▶ _Aim_
Give the count of lines holding the string "sonstige" and nothing else.

>> begin Data supplied

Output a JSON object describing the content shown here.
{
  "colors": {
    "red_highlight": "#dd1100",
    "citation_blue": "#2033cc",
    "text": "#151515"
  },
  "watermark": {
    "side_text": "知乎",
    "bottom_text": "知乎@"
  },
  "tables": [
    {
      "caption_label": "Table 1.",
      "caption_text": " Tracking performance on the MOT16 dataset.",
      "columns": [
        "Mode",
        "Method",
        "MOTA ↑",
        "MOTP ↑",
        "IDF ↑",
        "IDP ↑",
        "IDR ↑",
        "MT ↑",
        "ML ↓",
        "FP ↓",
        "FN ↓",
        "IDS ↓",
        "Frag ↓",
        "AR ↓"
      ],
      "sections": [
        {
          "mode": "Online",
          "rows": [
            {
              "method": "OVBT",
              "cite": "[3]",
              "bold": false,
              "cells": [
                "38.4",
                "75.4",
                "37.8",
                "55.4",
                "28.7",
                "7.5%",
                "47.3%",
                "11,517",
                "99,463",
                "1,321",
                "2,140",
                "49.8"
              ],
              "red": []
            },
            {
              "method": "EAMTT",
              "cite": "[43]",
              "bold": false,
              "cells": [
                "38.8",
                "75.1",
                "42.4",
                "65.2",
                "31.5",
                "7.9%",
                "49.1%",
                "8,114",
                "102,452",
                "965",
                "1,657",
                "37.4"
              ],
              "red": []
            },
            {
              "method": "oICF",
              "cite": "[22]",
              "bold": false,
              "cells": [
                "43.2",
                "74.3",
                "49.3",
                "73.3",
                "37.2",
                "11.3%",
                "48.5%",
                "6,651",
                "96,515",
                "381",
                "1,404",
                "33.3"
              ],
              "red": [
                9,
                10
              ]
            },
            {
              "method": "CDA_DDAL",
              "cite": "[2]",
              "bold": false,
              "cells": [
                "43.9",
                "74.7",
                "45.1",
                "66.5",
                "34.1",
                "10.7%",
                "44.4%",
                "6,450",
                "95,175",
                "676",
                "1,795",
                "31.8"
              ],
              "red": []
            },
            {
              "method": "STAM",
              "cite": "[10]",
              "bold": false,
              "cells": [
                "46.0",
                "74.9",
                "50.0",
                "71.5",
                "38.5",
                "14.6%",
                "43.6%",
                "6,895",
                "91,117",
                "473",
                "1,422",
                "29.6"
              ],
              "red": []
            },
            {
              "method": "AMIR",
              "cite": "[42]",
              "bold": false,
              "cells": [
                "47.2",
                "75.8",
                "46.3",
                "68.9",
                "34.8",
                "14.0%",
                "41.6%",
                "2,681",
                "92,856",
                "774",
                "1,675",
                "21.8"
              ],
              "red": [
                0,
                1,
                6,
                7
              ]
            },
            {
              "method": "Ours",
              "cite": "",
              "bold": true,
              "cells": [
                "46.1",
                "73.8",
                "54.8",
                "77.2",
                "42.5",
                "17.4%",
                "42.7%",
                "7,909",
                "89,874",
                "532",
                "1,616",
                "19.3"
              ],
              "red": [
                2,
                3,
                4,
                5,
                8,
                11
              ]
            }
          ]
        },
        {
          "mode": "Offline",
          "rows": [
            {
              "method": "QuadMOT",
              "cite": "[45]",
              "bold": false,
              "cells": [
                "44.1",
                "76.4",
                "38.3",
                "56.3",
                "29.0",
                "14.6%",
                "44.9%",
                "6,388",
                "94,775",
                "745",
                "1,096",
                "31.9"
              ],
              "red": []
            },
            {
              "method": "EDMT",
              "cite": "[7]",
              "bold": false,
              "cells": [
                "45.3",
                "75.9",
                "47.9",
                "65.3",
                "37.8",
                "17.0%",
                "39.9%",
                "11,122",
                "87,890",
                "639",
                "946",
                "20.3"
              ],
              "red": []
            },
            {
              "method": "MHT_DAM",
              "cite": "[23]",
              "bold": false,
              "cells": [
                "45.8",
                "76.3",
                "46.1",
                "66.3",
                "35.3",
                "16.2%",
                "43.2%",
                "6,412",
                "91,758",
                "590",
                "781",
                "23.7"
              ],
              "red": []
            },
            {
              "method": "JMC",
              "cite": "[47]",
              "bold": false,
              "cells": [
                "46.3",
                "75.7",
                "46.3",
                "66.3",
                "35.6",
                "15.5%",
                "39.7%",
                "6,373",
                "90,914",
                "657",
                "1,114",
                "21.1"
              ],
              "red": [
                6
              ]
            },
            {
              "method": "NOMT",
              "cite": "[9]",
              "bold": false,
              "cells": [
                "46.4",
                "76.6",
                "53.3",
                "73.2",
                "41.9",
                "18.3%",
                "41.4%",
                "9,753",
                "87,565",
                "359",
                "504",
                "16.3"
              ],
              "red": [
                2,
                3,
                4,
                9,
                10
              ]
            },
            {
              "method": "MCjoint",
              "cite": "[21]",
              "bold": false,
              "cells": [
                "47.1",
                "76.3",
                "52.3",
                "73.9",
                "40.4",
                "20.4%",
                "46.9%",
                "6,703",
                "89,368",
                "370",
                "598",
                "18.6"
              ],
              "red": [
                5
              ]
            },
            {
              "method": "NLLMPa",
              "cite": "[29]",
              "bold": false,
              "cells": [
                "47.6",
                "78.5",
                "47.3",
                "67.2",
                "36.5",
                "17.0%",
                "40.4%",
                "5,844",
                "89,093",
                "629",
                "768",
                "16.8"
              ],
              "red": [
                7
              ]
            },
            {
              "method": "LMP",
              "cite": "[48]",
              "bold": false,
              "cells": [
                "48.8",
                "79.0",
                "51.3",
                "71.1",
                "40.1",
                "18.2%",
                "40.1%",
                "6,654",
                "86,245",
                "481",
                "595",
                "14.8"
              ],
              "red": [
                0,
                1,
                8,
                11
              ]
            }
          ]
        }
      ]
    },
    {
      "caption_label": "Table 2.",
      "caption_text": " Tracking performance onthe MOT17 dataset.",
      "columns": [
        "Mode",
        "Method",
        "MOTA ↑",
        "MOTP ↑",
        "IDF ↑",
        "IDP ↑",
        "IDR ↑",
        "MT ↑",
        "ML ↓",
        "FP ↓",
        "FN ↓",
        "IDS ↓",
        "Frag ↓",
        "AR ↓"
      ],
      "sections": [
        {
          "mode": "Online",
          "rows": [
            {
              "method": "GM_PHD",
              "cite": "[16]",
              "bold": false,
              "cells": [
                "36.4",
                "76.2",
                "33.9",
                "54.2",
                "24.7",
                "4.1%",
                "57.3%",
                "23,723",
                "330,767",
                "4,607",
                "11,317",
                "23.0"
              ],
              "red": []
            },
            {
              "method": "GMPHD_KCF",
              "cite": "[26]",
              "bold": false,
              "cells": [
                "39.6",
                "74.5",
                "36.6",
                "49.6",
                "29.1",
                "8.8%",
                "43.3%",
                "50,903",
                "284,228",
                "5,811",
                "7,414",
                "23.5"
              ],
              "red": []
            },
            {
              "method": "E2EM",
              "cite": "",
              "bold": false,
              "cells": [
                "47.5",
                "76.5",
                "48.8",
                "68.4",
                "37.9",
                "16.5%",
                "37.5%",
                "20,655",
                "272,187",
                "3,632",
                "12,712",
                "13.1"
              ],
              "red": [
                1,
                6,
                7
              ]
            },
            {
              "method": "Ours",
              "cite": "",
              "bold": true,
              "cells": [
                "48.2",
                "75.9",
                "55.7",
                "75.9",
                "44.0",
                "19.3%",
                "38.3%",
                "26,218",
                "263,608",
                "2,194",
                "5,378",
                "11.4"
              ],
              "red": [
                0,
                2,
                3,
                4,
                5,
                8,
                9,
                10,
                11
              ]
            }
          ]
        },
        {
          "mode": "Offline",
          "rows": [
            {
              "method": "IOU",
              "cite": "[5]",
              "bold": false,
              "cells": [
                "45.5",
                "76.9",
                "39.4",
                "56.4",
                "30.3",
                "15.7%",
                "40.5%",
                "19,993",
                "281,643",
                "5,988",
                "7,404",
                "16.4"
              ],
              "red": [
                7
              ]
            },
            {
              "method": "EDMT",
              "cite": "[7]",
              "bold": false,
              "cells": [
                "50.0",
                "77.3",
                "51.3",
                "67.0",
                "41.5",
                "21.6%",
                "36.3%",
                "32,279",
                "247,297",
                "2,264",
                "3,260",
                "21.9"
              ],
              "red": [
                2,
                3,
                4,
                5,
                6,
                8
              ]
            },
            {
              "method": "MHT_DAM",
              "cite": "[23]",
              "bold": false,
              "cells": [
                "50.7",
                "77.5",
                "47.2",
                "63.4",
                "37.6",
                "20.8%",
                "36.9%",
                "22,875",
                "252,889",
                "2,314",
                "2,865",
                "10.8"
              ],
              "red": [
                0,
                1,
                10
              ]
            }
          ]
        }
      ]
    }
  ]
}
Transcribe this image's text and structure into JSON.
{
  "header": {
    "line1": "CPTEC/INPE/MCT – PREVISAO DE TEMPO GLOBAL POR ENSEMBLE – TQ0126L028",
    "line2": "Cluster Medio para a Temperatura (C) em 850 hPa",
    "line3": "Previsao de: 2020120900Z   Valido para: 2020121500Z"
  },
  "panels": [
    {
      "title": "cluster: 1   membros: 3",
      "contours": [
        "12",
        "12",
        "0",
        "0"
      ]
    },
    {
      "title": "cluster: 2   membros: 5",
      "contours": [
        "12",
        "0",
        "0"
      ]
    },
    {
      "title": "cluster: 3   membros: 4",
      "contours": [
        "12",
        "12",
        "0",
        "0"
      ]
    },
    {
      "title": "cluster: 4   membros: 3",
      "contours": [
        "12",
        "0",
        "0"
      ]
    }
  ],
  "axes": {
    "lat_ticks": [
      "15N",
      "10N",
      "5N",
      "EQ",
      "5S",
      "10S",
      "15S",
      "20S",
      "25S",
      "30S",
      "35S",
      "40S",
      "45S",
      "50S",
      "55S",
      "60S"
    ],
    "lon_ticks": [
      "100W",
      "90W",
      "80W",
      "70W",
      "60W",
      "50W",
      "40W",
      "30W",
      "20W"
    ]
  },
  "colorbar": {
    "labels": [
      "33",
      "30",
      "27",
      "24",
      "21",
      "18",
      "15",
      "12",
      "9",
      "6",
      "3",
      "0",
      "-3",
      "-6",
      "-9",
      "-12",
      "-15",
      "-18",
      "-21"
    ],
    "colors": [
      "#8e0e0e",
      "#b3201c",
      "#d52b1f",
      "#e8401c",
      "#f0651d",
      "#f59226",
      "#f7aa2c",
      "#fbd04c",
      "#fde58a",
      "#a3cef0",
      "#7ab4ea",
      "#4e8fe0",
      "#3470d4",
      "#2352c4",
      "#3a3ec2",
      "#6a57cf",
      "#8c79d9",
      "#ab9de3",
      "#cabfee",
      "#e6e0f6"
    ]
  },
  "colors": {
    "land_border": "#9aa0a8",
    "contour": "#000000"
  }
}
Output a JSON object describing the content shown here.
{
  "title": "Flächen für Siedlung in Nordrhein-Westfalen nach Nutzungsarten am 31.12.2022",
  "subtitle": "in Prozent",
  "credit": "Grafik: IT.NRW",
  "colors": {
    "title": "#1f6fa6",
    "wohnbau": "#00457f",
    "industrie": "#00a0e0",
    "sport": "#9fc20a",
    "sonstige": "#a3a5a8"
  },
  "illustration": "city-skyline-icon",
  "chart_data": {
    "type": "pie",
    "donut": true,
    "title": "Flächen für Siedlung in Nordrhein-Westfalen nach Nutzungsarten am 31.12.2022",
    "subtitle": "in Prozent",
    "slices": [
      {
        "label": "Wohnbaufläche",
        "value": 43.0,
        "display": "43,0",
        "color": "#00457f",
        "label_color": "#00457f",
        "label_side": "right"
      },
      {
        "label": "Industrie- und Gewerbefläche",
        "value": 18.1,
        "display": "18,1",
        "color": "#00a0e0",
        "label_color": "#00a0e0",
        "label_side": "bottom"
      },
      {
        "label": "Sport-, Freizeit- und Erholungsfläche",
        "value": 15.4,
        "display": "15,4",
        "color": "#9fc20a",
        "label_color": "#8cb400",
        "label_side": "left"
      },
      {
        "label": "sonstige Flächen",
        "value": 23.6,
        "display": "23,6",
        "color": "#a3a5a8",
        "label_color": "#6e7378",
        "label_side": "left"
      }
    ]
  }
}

>> end Data supplied

▶ _Result below_
2